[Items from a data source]
________________
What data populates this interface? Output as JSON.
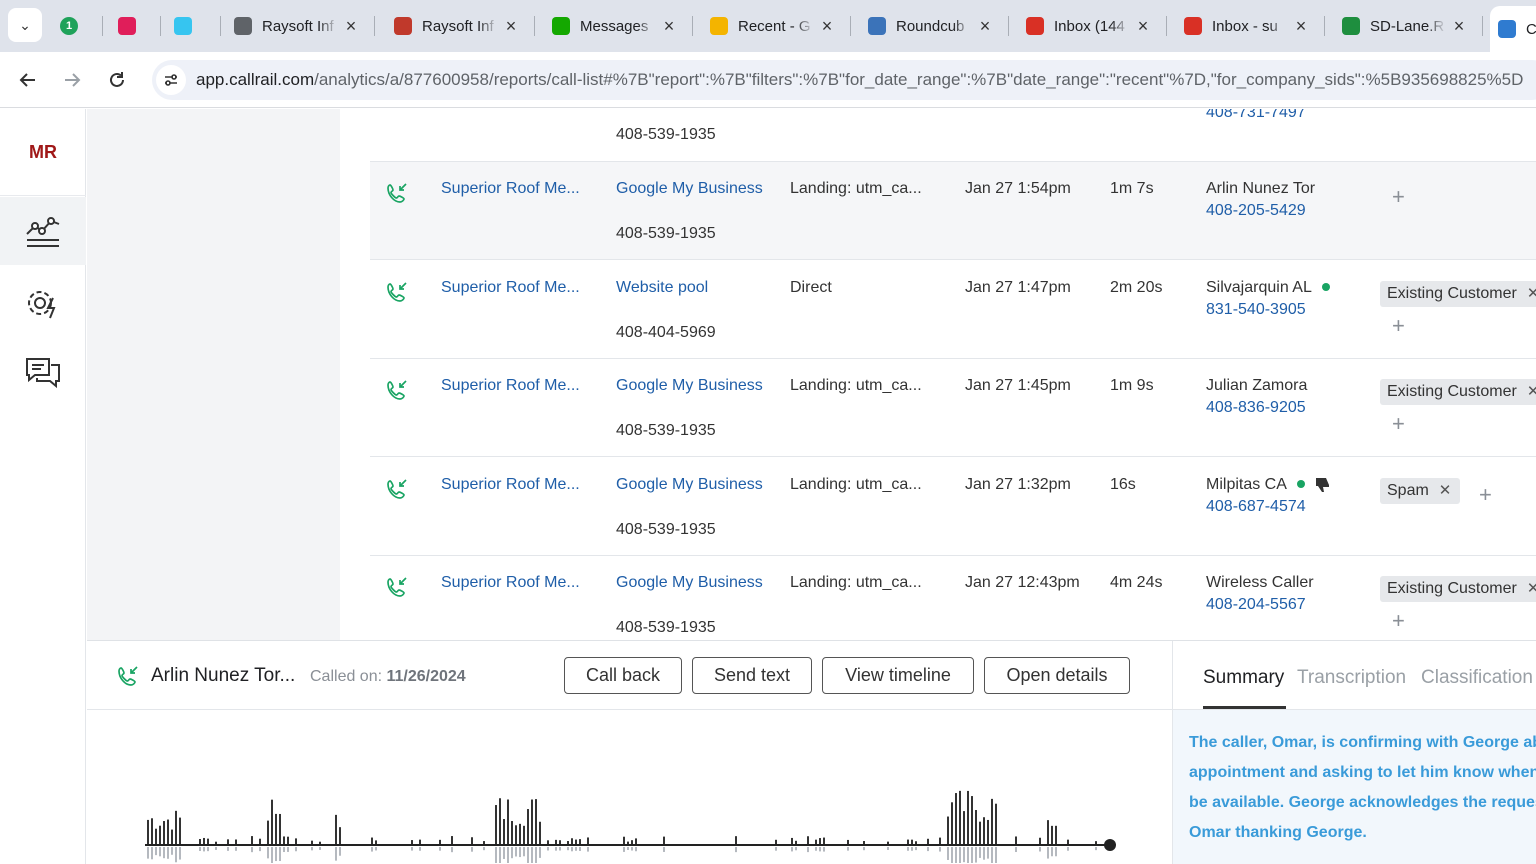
{
  "browser": {
    "tabs": [
      {
        "title": "",
        "favicon": "green-circle-1",
        "color": "#1fa25a"
      },
      {
        "title": "",
        "favicon": "slack-icon",
        "color": "#e01e5a"
      },
      {
        "title": "",
        "favicon": "slack-icon",
        "color": "#36c5f0"
      },
      {
        "title": "Raysoft Inf",
        "favicon": "globe-icon",
        "color": "#5f6368"
      },
      {
        "title": "Raysoft Inf",
        "favicon": "raysoft-icon",
        "color": "#c0392b"
      },
      {
        "title": "Messages",
        "favicon": "upwork-icon",
        "color": "#14a800"
      },
      {
        "title": "Recent - G",
        "favicon": "google-drive-icon",
        "color": "#f4b400"
      },
      {
        "title": "Roundcub",
        "favicon": "roundcube-icon",
        "color": "#3b73b9"
      },
      {
        "title": "Inbox (144",
        "favicon": "gmail-icon",
        "color": "#d93025"
      },
      {
        "title": "Inbox - su",
        "favicon": "gmail-icon",
        "color": "#d93025"
      },
      {
        "title": "SD-Lane.R",
        "favicon": "sheets-icon",
        "color": "#1e8e3e"
      },
      {
        "title": "C",
        "favicon": "callrail-icon",
        "color": "#2f7bd0"
      }
    ],
    "url_host": "app.callrail.com",
    "url_path": "/analytics/a/877600958/reports/call-list#%7B\"report\":%7B\"filters\":%7B\"for_date_range\":%7B\"date_range\":\"recent\"%7D,\"for_company_sids\":%5B935698825%5D"
  },
  "sidebar": {
    "initials": "MR",
    "items": [
      "analytics-icon",
      "settings-automation-icon",
      "chat-icon"
    ]
  },
  "calls": {
    "top_partial": {
      "number": "408-539-1935",
      "caller_phone": "408-731-7497"
    },
    "rows": [
      {
        "company": "Superior Roof Me...",
        "source": "Google My Business",
        "number": "408-539-1935",
        "landing": "Landing: utm_ca...",
        "date": "Jan 27 1:54pm",
        "duration": "1m 7s",
        "caller": "Arlin Nunez Tor",
        "phone": "408-205-5429",
        "tags": [],
        "online": false
      },
      {
        "company": "Superior Roof Me...",
        "source": "Website pool",
        "number": "408-404-5969",
        "landing": "Direct",
        "date": "Jan 27 1:47pm",
        "duration": "2m 20s",
        "caller": "Silvajarquin AL",
        "phone": "831-540-3905",
        "tags": [
          "Existing Customer"
        ],
        "online": true
      },
      {
        "company": "Superior Roof Me...",
        "source": "Google My Business",
        "number": "408-539-1935",
        "landing": "Landing: utm_ca...",
        "date": "Jan 27 1:45pm",
        "duration": "1m 9s",
        "caller": "Julian Zamora",
        "phone": "408-836-9205",
        "tags": [
          "Existing Customer"
        ],
        "online": false
      },
      {
        "company": "Superior Roof Me...",
        "source": "Google My Business",
        "number": "408-539-1935",
        "landing": "Landing: utm_ca...",
        "date": "Jan 27 1:32pm",
        "duration": "16s",
        "caller": "Milpitas CA",
        "phone": "408-687-4574",
        "tags": [
          "Spam"
        ],
        "online": true
      },
      {
        "company": "Superior Roof Me...",
        "source": "Google My Business",
        "number": "408-539-1935",
        "landing": "Landing: utm_ca...",
        "date": "Jan 27 12:43pm",
        "duration": "4m 24s",
        "caller": "Wireless Caller",
        "phone": "408-204-5567",
        "tags": [
          "Existing Customer"
        ],
        "online": false
      }
    ]
  },
  "detail": {
    "caller_name": "Arlin Nunez Tor...",
    "called_on_label": "Called on:",
    "called_on_date": "11/26/2024",
    "buttons": [
      "Call back",
      "Send text",
      "View timeline",
      "Open details"
    ],
    "tabs": [
      "Summary",
      "Transcription",
      "Classification"
    ],
    "summary_text": "The caller, Omar, is confirming with George about the appointment and asking to let him know when they will be available. George acknowledges the request, with Omar thanking George."
  },
  "colors": {
    "accent": "#1f5ea8",
    "green": "#19a463",
    "summary_text": "#3a9bd9"
  }
}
________________
Directive: Restate the whole of the material word for word without the pictures.

Result of the exercise:
What data populates this interface? Output as JSON.
{
  "browser": {
    "tabs": [
      {
        "title": "",
        "favicon": "green-circle-1",
        "color": "#1fa25a"
      },
      {
        "title": "",
        "favicon": "slack-icon",
        "color": "#e01e5a"
      },
      {
        "title": "",
        "favicon": "slack-icon",
        "color": "#36c5f0"
      },
      {
        "title": "Raysoft Inf",
        "favicon": "globe-icon",
        "color": "#5f6368"
      },
      {
        "title": "Raysoft Inf",
        "favicon": "raysoft-icon",
        "color": "#c0392b"
      },
      {
        "title": "Messages",
        "favicon": "upwork-icon",
        "color": "#14a800"
      },
      {
        "title": "Recent - G",
        "favicon": "google-drive-icon",
        "color": "#f4b400"
      },
      {
        "title": "Roundcub",
        "favicon": "roundcube-icon",
        "color": "#3b73b9"
      },
      {
        "title": "Inbox (144",
        "favicon": "gmail-icon",
        "color": "#d93025"
      },
      {
        "title": "Inbox - su",
        "favicon": "gmail-icon",
        "color": "#d93025"
      },
      {
        "title": "SD-Lane.R",
        "favicon": "sheets-icon",
        "color": "#1e8e3e"
      },
      {
        "title": "C",
        "favicon": "callrail-icon",
        "color": "#2f7bd0"
      }
    ],
    "url_host": "app.callrail.com",
    "url_path": "/analytics/a/877600958/reports/call-list#%7B\"report\":%7B\"filters\":%7B\"for_date_range\":%7B\"date_range\":\"recent\"%7D,\"for_company_sids\":%5B935698825%5D"
  },
  "sidebar": {
    "initials": "MR",
    "items": [
      "analytics-icon",
      "settings-automation-icon",
      "chat-icon"
    ]
  },
  "calls": {
    "top_partial": {
      "number": "408-539-1935",
      "caller_phone": "408-731-7497"
    },
    "rows": [
      {
        "company": "Superior Roof Me...",
        "source": "Google My Business",
        "number": "408-539-1935",
        "landing": "Landing: utm_ca...",
        "date": "Jan 27 1:54pm",
        "duration": "1m 7s",
        "caller": "Arlin Nunez Tor",
        "phone": "408-205-5429",
        "tags": [],
        "online": false
      },
      {
        "company": "Superior Roof Me...",
        "source": "Website pool",
        "number": "408-404-5969",
        "landing": "Direct",
        "date": "Jan 27 1:47pm",
        "duration": "2m 20s",
        "caller": "Silvajarquin AL",
        "phone": "831-540-3905",
        "tags": [
          "Existing Customer"
        ],
        "online": true
      },
      {
        "company": "Superior Roof Me...",
        "source": "Google My Business",
        "number": "408-539-1935",
        "landing": "Landing: utm_ca...",
        "date": "Jan 27 1:45pm",
        "duration": "1m 9s",
        "caller": "Julian Zamora",
        "phone": "408-836-9205",
        "tags": [
          "Existing Customer"
        ],
        "online": false
      },
      {
        "company": "Superior Roof Me...",
        "source": "Google My Business",
        "number": "408-539-1935",
        "landing": "Landing: utm_ca...",
        "date": "Jan 27 1:32pm",
        "duration": "16s",
        "caller": "Milpitas CA",
        "phone": "408-687-4574",
        "tags": [
          "Spam"
        ],
        "online": true
      },
      {
        "company": "Superior Roof Me...",
        "source": "Google My Business",
        "number": "408-539-1935",
        "landing": "Landing: utm_ca...",
        "date": "Jan 27 12:43pm",
        "duration": "4m 24s",
        "caller": "Wireless Caller",
        "phone": "408-204-5567",
        "tags": [
          "Existing Customer"
        ],
        "online": false
      }
    ]
  },
  "detail": {
    "caller_name": "Arlin Nunez Tor...",
    "called_on_label": "Called on:",
    "called_on_date": "11/26/2024",
    "buttons": [
      "Call back",
      "Send text",
      "View timeline",
      "Open details"
    ],
    "tabs": [
      "Summary",
      "Transcription",
      "Classification"
    ],
    "summary_text": "The caller, Omar, is confirming with George about the appointment and asking to let him know when they will be available. George acknowledges the request, with Omar thanking George."
  },
  "colors": {
    "accent": "#1f5ea8",
    "green": "#19a463",
    "summary_text": "#3a9bd9"
  }
}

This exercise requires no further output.